What is being asked:
Please find all lines in the data that hold the string "杜绝校园欺凌" and copy them.

Data:
[start]

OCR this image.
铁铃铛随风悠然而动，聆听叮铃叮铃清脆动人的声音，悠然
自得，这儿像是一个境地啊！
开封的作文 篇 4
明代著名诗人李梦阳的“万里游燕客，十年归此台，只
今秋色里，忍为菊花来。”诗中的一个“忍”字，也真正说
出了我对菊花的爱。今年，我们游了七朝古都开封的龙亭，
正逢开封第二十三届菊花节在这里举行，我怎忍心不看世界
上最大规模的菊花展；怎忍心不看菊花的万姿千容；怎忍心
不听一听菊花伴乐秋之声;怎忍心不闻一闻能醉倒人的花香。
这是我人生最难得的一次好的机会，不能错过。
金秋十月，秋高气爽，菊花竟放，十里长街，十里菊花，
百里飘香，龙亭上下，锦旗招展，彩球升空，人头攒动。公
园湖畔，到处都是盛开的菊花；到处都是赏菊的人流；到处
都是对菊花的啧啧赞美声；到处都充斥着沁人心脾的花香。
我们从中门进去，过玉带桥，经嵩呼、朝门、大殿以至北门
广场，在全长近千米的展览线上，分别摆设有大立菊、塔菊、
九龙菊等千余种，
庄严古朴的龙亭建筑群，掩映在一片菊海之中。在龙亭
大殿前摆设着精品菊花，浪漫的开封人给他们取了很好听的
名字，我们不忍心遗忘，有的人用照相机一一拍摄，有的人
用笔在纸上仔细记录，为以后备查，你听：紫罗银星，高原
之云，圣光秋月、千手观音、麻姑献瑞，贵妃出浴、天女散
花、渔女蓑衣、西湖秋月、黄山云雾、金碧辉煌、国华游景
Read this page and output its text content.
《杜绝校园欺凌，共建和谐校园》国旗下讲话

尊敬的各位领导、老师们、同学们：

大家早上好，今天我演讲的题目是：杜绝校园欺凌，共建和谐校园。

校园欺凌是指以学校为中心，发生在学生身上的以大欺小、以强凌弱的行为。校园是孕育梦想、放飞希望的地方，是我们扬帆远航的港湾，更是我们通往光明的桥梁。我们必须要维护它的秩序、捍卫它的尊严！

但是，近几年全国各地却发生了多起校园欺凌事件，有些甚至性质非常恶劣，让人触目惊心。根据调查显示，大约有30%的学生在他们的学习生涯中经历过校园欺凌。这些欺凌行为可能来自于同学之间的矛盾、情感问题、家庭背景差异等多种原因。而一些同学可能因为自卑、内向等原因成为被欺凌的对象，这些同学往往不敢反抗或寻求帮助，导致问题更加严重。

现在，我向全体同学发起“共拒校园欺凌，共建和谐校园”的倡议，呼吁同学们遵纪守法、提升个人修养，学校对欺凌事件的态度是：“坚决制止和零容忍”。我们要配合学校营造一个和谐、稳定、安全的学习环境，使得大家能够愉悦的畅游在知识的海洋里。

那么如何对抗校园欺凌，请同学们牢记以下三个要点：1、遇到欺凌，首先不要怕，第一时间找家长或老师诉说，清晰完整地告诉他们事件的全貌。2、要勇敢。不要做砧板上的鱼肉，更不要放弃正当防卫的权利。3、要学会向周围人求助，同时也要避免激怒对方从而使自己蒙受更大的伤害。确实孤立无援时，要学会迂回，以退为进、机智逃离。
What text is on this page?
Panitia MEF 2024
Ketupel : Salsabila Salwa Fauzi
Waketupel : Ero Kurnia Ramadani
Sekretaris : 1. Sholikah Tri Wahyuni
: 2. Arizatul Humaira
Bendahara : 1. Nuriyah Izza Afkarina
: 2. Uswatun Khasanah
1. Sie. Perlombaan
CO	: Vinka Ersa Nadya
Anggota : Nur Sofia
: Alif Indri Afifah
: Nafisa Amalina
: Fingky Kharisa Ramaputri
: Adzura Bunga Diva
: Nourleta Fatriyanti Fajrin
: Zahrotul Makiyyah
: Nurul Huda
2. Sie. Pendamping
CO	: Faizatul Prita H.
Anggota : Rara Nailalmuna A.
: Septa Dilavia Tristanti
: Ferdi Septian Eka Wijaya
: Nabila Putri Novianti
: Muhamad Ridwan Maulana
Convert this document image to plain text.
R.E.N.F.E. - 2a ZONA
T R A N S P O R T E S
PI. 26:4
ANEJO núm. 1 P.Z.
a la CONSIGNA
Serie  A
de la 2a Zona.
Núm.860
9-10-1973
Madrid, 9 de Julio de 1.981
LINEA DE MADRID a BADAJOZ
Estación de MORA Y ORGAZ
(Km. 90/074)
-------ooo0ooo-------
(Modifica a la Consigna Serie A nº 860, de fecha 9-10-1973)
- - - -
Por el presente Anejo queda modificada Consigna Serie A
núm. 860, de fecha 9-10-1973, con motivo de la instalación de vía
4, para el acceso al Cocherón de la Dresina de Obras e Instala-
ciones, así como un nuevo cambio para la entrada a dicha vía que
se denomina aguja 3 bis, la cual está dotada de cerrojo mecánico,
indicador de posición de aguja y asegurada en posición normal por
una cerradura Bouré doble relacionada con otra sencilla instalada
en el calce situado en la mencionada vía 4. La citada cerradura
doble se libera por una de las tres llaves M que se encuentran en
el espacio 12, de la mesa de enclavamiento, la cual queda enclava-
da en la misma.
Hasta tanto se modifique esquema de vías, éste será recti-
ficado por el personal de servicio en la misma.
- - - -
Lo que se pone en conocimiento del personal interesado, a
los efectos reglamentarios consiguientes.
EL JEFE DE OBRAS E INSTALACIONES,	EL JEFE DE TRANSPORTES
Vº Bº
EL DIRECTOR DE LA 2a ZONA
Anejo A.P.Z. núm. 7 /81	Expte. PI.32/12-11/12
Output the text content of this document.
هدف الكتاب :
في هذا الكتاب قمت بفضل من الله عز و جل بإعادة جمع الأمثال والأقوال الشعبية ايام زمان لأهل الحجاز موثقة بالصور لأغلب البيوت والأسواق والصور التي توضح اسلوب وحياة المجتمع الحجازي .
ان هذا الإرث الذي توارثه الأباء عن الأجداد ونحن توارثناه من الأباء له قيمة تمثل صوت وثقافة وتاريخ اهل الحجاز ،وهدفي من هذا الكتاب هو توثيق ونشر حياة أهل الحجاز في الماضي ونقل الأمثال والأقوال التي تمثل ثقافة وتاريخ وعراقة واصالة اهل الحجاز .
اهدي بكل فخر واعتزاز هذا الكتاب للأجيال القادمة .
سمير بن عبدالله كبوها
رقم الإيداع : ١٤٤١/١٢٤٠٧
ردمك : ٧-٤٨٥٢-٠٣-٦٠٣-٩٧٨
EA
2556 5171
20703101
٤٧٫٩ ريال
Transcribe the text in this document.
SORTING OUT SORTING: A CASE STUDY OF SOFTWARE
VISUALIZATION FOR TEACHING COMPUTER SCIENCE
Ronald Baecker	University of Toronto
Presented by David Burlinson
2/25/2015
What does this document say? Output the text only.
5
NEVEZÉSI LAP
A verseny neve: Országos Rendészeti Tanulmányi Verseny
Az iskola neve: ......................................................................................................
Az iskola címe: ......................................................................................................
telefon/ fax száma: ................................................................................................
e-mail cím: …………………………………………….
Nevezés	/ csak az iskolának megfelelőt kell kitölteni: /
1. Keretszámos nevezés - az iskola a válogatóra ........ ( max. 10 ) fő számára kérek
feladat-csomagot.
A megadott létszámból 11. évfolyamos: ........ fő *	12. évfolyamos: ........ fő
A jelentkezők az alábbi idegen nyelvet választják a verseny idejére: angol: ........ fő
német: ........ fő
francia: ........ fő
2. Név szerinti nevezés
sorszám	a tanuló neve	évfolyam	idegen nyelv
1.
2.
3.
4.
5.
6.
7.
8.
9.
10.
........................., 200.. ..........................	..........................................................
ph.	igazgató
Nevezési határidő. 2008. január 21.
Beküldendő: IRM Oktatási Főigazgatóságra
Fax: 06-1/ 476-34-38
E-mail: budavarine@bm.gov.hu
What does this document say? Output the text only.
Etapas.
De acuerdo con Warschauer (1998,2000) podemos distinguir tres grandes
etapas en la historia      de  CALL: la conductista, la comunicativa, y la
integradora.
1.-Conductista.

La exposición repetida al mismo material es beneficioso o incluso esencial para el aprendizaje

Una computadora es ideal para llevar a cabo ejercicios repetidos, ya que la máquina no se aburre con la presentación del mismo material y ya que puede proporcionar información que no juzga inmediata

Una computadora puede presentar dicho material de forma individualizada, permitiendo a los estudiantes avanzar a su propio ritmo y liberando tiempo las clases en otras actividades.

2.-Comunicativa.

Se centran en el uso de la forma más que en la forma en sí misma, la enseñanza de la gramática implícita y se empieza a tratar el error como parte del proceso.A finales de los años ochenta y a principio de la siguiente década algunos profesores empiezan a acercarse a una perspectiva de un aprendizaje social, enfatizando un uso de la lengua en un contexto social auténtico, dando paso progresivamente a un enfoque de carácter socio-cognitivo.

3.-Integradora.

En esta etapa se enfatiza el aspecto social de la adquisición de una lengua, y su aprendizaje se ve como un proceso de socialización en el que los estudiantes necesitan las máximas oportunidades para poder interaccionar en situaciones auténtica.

[end]

The result:
《杜绝校园欺凌，共建和谐校园》国旗下讲话
大家早上好，今天我演讲的题目是：杜绝校园欺凌，共建和谐校园。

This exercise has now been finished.